(Collected data)
□ □ □ □ □

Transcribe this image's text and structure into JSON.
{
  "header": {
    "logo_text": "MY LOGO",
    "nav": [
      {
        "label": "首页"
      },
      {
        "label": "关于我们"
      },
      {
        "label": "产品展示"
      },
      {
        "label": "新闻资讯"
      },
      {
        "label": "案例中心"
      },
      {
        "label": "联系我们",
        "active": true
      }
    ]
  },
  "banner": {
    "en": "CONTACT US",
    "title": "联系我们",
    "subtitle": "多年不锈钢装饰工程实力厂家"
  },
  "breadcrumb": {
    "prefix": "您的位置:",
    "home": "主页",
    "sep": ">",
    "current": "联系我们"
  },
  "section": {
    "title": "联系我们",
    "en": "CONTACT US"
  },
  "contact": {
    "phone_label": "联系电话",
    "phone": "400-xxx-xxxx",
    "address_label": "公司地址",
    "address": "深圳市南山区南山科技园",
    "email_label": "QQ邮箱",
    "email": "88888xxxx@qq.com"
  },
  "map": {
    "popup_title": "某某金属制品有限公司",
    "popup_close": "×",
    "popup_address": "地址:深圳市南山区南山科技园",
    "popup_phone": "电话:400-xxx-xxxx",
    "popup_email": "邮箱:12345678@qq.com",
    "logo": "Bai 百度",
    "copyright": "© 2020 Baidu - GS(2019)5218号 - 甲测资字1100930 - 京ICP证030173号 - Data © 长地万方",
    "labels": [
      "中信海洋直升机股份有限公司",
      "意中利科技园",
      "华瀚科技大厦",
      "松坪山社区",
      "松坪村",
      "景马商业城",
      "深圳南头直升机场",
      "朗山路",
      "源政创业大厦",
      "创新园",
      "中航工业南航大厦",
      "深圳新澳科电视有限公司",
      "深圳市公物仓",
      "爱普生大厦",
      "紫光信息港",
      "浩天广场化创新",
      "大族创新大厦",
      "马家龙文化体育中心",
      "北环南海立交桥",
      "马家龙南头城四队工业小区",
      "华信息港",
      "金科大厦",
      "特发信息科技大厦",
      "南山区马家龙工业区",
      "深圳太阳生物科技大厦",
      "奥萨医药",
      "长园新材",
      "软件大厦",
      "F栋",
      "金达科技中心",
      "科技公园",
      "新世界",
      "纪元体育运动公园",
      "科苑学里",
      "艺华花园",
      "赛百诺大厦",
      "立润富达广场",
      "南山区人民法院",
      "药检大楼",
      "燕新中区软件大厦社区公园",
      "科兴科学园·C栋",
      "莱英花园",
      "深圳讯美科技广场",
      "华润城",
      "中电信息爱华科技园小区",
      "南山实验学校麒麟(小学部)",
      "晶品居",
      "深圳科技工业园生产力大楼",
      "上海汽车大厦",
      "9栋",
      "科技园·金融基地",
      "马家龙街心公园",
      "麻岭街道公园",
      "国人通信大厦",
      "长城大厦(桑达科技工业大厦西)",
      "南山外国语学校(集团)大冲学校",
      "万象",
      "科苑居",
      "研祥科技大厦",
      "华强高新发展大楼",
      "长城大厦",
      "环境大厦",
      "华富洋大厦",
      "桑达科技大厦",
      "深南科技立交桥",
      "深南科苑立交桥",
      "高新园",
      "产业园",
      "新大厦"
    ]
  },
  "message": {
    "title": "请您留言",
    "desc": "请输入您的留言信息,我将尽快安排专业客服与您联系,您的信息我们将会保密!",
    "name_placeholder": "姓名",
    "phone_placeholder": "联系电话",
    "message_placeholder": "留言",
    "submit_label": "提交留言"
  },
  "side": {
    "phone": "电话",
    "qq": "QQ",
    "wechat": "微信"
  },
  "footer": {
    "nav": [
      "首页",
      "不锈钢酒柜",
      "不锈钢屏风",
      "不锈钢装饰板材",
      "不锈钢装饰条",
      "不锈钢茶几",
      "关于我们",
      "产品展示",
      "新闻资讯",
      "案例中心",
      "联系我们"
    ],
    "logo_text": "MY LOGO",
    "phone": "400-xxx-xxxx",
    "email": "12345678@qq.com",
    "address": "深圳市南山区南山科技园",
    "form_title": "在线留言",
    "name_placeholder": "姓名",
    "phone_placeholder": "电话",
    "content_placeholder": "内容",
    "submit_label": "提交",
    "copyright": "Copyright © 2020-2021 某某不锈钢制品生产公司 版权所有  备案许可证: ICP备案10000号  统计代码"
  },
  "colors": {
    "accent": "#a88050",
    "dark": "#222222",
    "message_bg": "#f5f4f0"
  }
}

□ □ □ □ □

Reproduce every record above exactly as it appears.

Transcribe this image's text and structure into JSON.
{
  "header": {
    "logo_text": "MY LOGO",
    "nav": [
      {
        "label": "首页"
      },
      {
        "label": "关于我们"
      },
      {
        "label": "产品展示"
      },
      {
        "label": "新闻资讯"
      },
      {
        "label": "案例中心"
      },
      {
        "label": "联系我们",
        "active": true
      }
    ]
  },
  "banner": {
    "en": "CONTACT US",
    "title": "联系我们",
    "subtitle": "多年不锈钢装饰工程实力厂家"
  },
  "breadcrumb": {
    "prefix": "您的位置:",
    "home": "主页",
    "sep": ">",
    "current": "联系我们"
  },
  "section": {
    "title": "联系我们",
    "en": "CONTACT US"
  },
  "contact": {
    "phone_label": "联系电话",
    "phone": "400-xxx-xxxx",
    "address_label": "公司地址",
    "address": "深圳市南山区南山科技园",
    "email_label": "QQ邮箱",
    "email": "88888xxxx@qq.com"
  },
  "map": {
    "popup_title": "某某金属制品有限公司",
    "popup_close": "×",
    "popup_address": "地址:深圳市南山区南山科技园",
    "popup_phone": "电话:400-xxx-xxxx",
    "popup_email": "邮箱:12345678@qq.com",
    "logo": "Bai 百度",
    "copyright": "© 2020 Baidu - GS(2019)5218号 - 甲测资字1100930 - 京ICP证030173号 - Data © 长地万方",
    "labels": [
      "中信海洋直升机股份有限公司",
      "意中利科技园",
      "华瀚科技大厦",
      "松坪山社区",
      "松坪村",
      "景马商业城",
      "深圳南头直升机场",
      "朗山路",
      "源政创业大厦",
      "创新园",
      "中航工业南航大厦",
      "深圳新澳科电视有限公司",
      "深圳市公物仓",
      "爱普生大厦",
      "紫光信息港",
      "浩天广场化创新",
      "大族创新大厦",
      "马家龙文化体育中心",
      "北环南海立交桥",
      "马家龙南头城四队工业小区",
      "华信息港",
      "金科大厦",
      "特发信息科技大厦",
      "南山区马家龙工业区",
      "深圳太阳生物科技大厦",
      "奥萨医药",
      "长园新材",
      "软件大厦",
      "F栋",
      "金达科技中心",
      "科技公园",
      "新世界",
      "纪元体育运动公园",
      "科苑学里",
      "艺华花园",
      "赛百诺大厦",
      "立润富达广场",
      "南山区人民法院",
      "药检大楼",
      "燕新中区软件大厦社区公园",
      "科兴科学园·C栋",
      "莱英花园",
      "深圳讯美科技广场",
      "华润城",
      "中电信息爱华科技园小区",
      "南山实验学校麒麟(小学部)",
      "晶品居",
      "深圳科技工业园生产力大楼",
      "上海汽车大厦",
      "9栋",
      "科技园·金融基地",
      "马家龙街心公园",
      "麻岭街道公园",
      "国人通信大厦",
      "长城大厦(桑达科技工业大厦西)",
      "南山外国语学校(集团)大冲学校",
      "万象",
      "科苑居",
      "研祥科技大厦",
      "华强高新发展大楼",
      "长城大厦",
      "环境大厦",
      "华富洋大厦",
      "桑达科技大厦",
      "深南科技立交桥",
      "深南科苑立交桥",
      "高新园",
      "产业园",
      "新大厦"
    ]
  },
  "message": {
    "title": "请您留言",
    "desc": "请输入您的留言信息,我将尽快安排专业客服与您联系,您的信息我们将会保密!",
    "name_placeholder": "姓名",
    "phone_placeholder": "联系电话",
    "message_placeholder": "留言",
    "submit_label": "提交留言"
  },
  "side": {
    "phone": "电话",
    "qq": "QQ",
    "wechat": "微信"
  },
  "footer": {
    "nav": [
      "首页",
      "不锈钢酒柜",
      "不锈钢屏风",
      "不锈钢装饰板材",
      "不锈钢装饰条",
      "不锈钢茶几",
      "关于我们",
      "产品展示",
      "新闻资讯",
      "案例中心",
      "联系我们"
    ],
    "logo_text": "MY LOGO",
    "phone": "400-xxx-xxxx",
    "email": "12345678@qq.com",
    "address": "深圳市南山区南山科技园",
    "form_title": "在线留言",
    "name_placeholder": "姓名",
    "phone_placeholder": "电话",
    "content_placeholder": "内容",
    "submit_label": "提交",
    "copyright": "Copyright © 2020-2021 某某不锈钢制品生产公司 版权所有  备案许可证: ICP备案10000号  统计代码"
  },
  "colors": {
    "accent": "#a88050",
    "dark": "#222222",
    "message_bg": "#f5f4f0"
  }
}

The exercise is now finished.